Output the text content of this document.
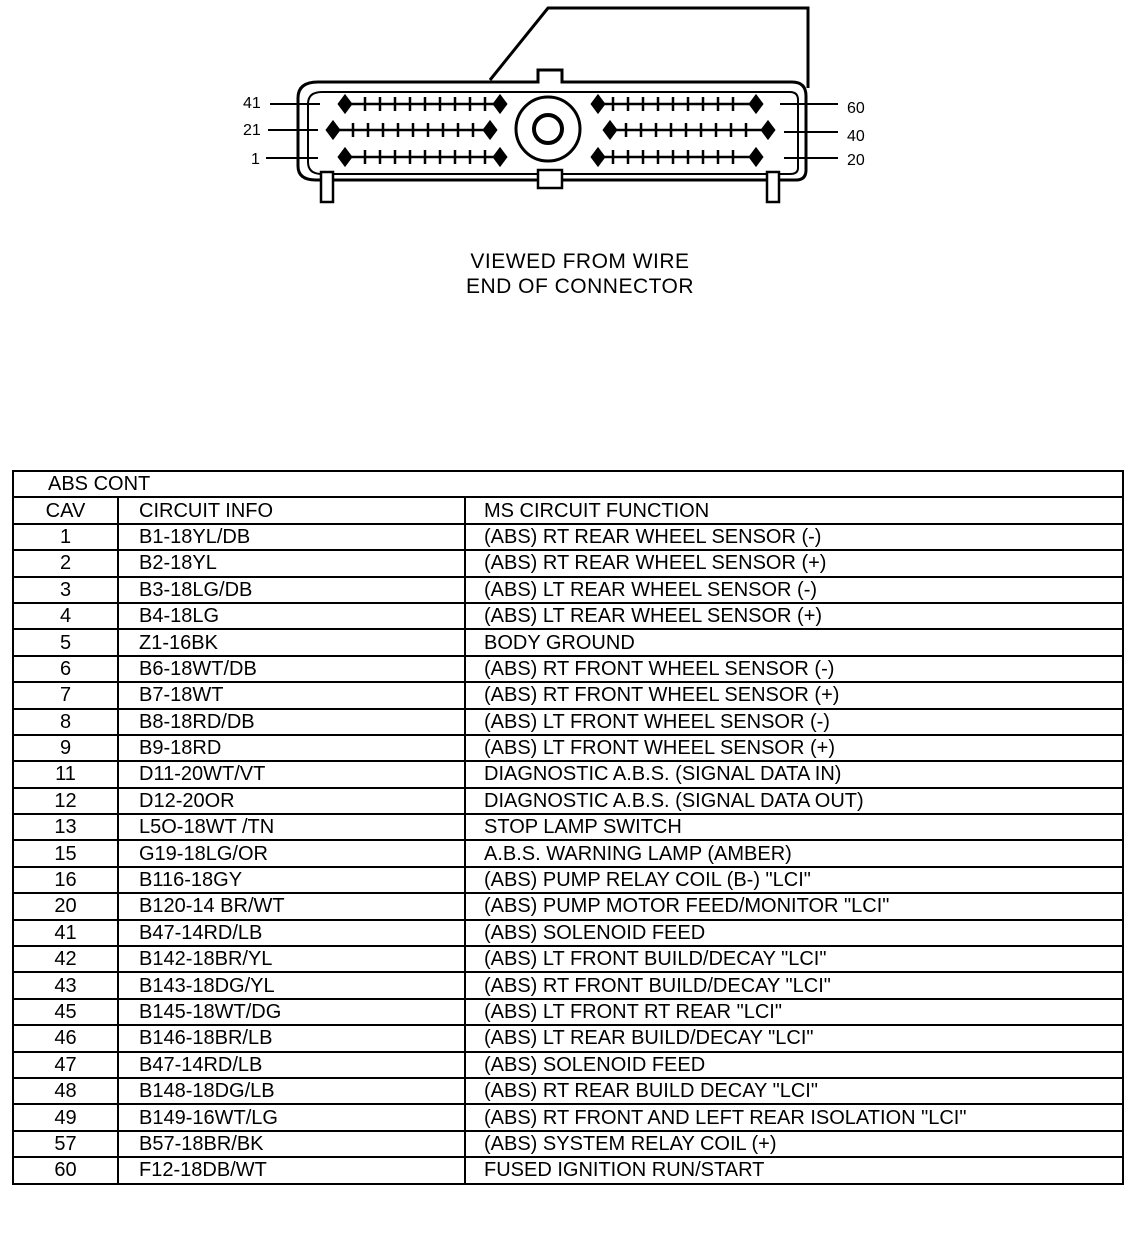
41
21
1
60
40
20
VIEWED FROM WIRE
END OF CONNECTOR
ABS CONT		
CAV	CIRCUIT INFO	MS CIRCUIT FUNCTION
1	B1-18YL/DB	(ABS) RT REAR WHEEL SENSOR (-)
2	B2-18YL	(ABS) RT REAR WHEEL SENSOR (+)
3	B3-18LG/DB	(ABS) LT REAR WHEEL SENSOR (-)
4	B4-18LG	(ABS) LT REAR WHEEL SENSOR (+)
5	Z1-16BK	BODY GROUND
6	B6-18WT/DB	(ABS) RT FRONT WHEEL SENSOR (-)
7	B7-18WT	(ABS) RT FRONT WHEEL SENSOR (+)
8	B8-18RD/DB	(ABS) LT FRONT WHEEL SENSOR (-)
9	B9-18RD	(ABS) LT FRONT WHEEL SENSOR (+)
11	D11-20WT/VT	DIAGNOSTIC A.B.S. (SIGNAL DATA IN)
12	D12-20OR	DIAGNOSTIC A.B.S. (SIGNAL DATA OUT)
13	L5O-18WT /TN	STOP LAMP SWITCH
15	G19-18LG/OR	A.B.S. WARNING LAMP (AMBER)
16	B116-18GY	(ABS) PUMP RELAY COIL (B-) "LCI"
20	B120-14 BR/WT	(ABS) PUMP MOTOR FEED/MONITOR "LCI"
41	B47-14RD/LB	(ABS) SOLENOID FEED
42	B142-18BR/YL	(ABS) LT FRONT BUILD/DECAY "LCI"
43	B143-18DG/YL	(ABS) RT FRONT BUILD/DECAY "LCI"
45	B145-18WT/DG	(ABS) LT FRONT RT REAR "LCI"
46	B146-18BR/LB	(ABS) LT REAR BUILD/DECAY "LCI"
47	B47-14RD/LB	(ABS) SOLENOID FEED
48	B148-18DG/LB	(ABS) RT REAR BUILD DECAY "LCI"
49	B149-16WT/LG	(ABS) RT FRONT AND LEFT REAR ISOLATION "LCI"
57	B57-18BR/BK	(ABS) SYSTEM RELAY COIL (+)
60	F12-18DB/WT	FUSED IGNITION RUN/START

_____

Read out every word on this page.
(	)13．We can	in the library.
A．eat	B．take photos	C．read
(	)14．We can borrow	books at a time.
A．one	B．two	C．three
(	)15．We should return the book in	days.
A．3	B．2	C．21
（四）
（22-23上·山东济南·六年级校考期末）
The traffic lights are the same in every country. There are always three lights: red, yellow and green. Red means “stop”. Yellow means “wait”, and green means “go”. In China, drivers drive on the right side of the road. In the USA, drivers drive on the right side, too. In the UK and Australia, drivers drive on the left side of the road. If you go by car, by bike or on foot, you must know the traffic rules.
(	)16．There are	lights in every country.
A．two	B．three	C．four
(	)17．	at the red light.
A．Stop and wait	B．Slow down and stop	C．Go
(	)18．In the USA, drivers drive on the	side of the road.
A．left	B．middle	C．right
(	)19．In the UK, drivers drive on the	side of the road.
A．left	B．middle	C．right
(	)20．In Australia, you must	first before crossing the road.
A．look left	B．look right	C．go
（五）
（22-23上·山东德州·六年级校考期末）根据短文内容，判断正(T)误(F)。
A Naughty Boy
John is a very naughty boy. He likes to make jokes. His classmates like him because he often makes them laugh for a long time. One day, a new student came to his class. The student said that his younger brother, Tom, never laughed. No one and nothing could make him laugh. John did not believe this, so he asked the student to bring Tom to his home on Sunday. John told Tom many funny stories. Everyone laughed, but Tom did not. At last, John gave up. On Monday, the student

_____

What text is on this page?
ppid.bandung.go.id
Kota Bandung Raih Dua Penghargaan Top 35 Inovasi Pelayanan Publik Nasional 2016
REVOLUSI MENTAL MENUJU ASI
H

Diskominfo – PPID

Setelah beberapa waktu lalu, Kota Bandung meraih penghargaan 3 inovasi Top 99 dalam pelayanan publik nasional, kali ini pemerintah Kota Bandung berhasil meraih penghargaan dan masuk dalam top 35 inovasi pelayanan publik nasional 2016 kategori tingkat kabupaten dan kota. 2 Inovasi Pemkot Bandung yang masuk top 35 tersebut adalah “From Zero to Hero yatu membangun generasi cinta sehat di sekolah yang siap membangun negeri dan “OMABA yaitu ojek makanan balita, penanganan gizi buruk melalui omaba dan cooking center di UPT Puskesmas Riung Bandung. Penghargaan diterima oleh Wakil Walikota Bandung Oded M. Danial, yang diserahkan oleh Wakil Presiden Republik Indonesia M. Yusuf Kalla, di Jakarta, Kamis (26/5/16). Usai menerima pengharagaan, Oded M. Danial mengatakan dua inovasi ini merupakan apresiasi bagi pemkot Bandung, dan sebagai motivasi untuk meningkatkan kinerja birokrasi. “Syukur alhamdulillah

_____

__Requirement__: What is the number of lines above that contain "DATA"? Answer with that number only.

__Reply__: 2